WORK TO DO -
Gather all lines from the material that contain "wichtig".

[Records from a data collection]
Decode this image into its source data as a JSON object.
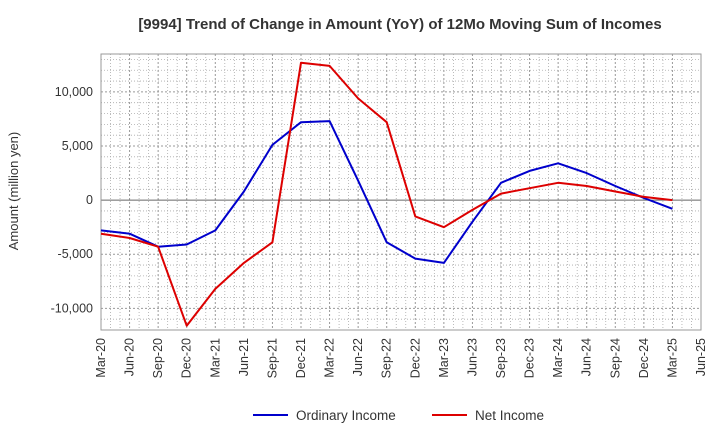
{
  "chart_data": {
    "type": "line",
    "title": "[9994]  Trend of Change in Amount (YoY) of 12Mo Moving Sum of Incomes",
    "xlabel": "",
    "ylabel": "Amount (million yen)",
    "categories": [
      "Mar-20",
      "Jun-20",
      "Sep-20",
      "Dec-20",
      "Mar-21",
      "Jun-21",
      "Sep-21",
      "Dec-21",
      "Mar-22",
      "Jun-22",
      "Sep-22",
      "Dec-22",
      "Mar-23",
      "Jun-23",
      "Sep-23",
      "Dec-23",
      "Mar-24",
      "Jun-24",
      "Sep-24",
      "Dec-24",
      "Mar-25",
      "Jun-25"
    ],
    "ylim": [
      -12000,
      13500
    ],
    "yticks": [
      -10000,
      -5000,
      0,
      5000,
      10000
    ],
    "ytick_labels": [
      "-10,000",
      "-5,000",
      "0",
      "5,000",
      "10,000"
    ],
    "grid": true,
    "legend_position": "bottom",
    "series": [
      {
        "name": "Ordinary Income",
        "color": "#0000cc",
        "values": [
          -2800,
          -3100,
          -4300,
          -4100,
          -2800,
          800,
          5100,
          7200,
          7300,
          1800,
          -3900,
          -5400,
          -5800,
          -2000,
          1600,
          2700,
          3400,
          2500,
          1300,
          200,
          -800,
          null
        ]
      },
      {
        "name": "Net Income",
        "color": "#dd0000",
        "values": [
          -3100,
          -3500,
          -4300,
          -11600,
          -8200,
          -5800,
          -3900,
          12700,
          12400,
          9400,
          7200,
          -1500,
          -2500,
          -900,
          600,
          1100,
          1600,
          1300,
          800,
          300,
          0,
          null
        ]
      }
    ]
  }
}
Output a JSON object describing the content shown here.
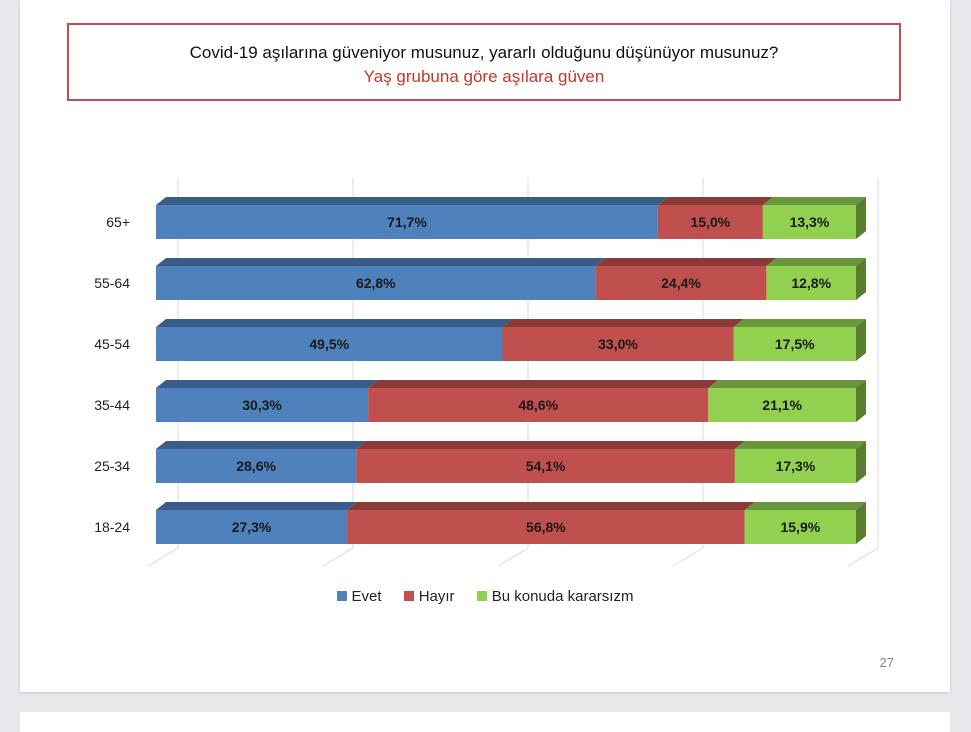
{
  "chart_data": {
    "type": "bar",
    "subtype": "stacked-horizontal-100-3d",
    "title": "Covid-19 aşılarına güveniyor musunuz, yararlı olduğunu düşünüyor musunuz?",
    "subtitle": "Yaş grubuna göre aşılara güven",
    "categories": [
      "65+",
      "55-64",
      "45-54",
      "35-44",
      "25-34",
      "18-24"
    ],
    "series": [
      {
        "name": "Evet",
        "color": "#4f81bd",
        "values": [
          71.7,
          62.8,
          49.5,
          30.3,
          28.6,
          27.3
        ],
        "labels": [
          "71,7%",
          "62,8%",
          "49,5%",
          "30,3%",
          "28,6%",
          "27,3%"
        ]
      },
      {
        "name": "Hayır",
        "color": "#c0504d",
        "values": [
          15.0,
          24.4,
          33.0,
          48.6,
          54.1,
          56.8
        ],
        "labels": [
          "15,0%",
          "24,4%",
          "33,0%",
          "48,6%",
          "54,1%",
          "56,8%"
        ]
      },
      {
        "name": "Bu konuda kararsızm",
        "color": "#92d050",
        "values": [
          13.3,
          12.8,
          17.5,
          21.1,
          17.3,
          15.9
        ],
        "labels": [
          "13,3%",
          "12,8%",
          "17,5%",
          "21,1%",
          "17,3%",
          "15,9%"
        ]
      }
    ],
    "xlim": [
      0,
      100
    ],
    "grid": true,
    "legend_position": "bottom"
  },
  "page_number": "27"
}
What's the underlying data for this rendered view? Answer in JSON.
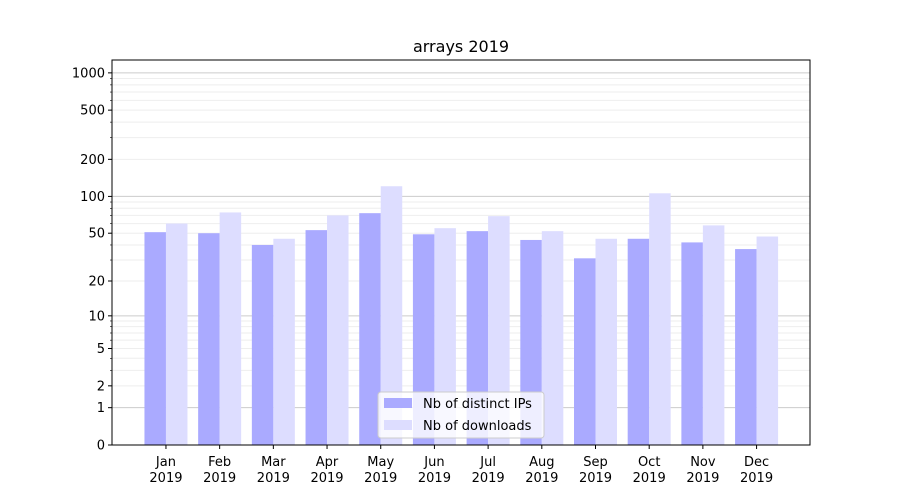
{
  "chart_data": {
    "type": "bar",
    "title": "arrays 2019",
    "xlabel": "",
    "ylabel": "",
    "yscale": "log(1+y)",
    "ylim": [
      0,
      1270
    ],
    "yticks": [
      0,
      1,
      2,
      5,
      10,
      20,
      50,
      100,
      200,
      500,
      1000
    ],
    "ytick_labels": [
      "0",
      "1",
      "2",
      "5",
      "10",
      "20",
      "50",
      "100",
      "200",
      "500",
      "1000"
    ],
    "grid": true,
    "legend_position": "lower center",
    "categories": [
      "Jan\n2019",
      "Feb\n2019",
      "Mar\n2019",
      "Apr\n2019",
      "May\n2019",
      "Jun\n2019",
      "Jul\n2019",
      "Aug\n2019",
      "Sep\n2019",
      "Oct\n2019",
      "Nov\n2019",
      "Dec\n2019"
    ],
    "series": [
      {
        "name": "Nb of distinct IPs",
        "color": "#aaaaff",
        "values": [
          51,
          50,
          40,
          53,
          73,
          49,
          52,
          44,
          31,
          45,
          42,
          37
        ]
      },
      {
        "name": "Nb of downloads",
        "color": "#ddddff",
        "values": [
          60,
          74,
          45,
          70,
          121,
          55,
          69,
          52,
          45,
          106,
          58,
          47
        ]
      }
    ]
  }
}
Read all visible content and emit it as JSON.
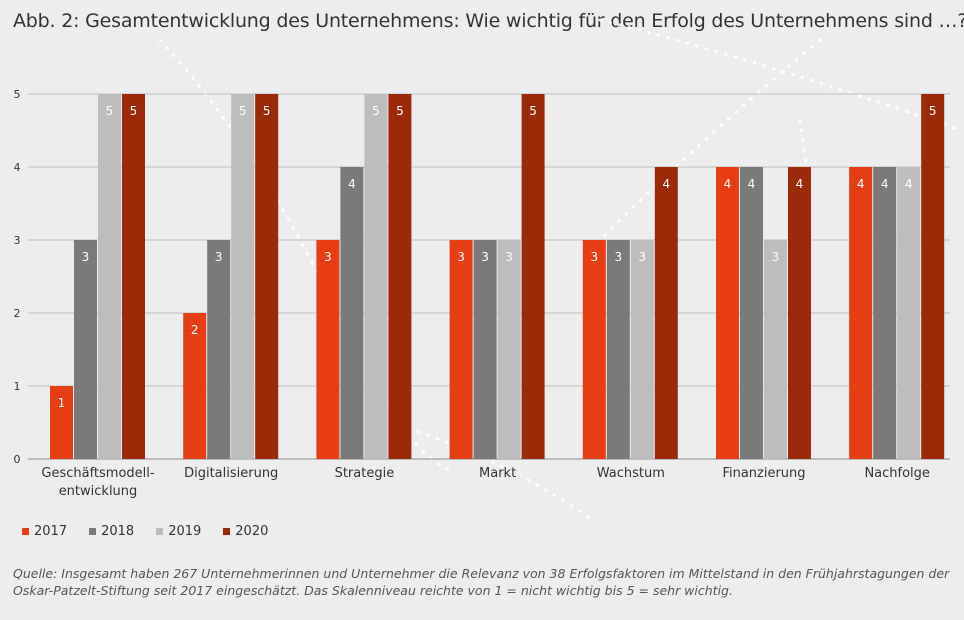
{
  "title": "Abb. 2:  Gesamtentwicklung des Unternehmens: Wie wichtig für den Erfolg des Unternehmens sind …?",
  "source": "Quelle: Insgesamt haben 267 Unternehmerinnen und Unternehmer die Relevanz von 38 Erfolgsfaktoren im Mittelstand in den Frühjahrstagungen der Oskar-Patzelt-Stiftung seit 2017 eingeschätzt. Das Skalenniveau reichte von 1 = nicht wichtig bis 5 = sehr wichtig.",
  "colors": {
    "2017": "#e63d12",
    "2018": "#7a7a7a",
    "2019": "#bdbdbd",
    "2020": "#9c2a08"
  },
  "chart_data": {
    "type": "bar",
    "categories": [
      "Geschäftsmodell-\nentwicklung",
      "Digitalisierung",
      "Strategie",
      "Markt",
      "Wachstum",
      "Finanzierung",
      "Nachfolge"
    ],
    "series": [
      {
        "name": "2017",
        "values": [
          1,
          2,
          3,
          3,
          3,
          4,
          4
        ]
      },
      {
        "name": "2018",
        "values": [
          3,
          3,
          4,
          3,
          3,
          4,
          4
        ]
      },
      {
        "name": "2019",
        "values": [
          5,
          5,
          5,
          3,
          3,
          3,
          4
        ]
      },
      {
        "name": "2020",
        "values": [
          5,
          5,
          5,
          5,
          4,
          4,
          5
        ]
      }
    ],
    "yticks": [
      0,
      1,
      2,
      3,
      4,
      5
    ],
    "ylim": [
      0,
      5
    ],
    "grid": true,
    "legend": "bottom-left",
    "data_labels": true
  }
}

EXERCISE OUTPUT -
  "title": "Abb. 2:  Gesamtentwicklung des Unternehmens: Wie wichtig für den Erfolg des Unternehmens sind …?",
  "source": "Quelle: Insgesamt haben 267 Unternehmerinnen und Unternehmer die Relevanz von 38 Erfolgsfaktoren im Mittelstand in den Frühjahrstagungen der Oskar-Patzelt-Stiftung seit 2017 eingeschätzt. Das Skalenniveau reichte von 1 = nicht wichtig bis 5 = sehr wichtig.",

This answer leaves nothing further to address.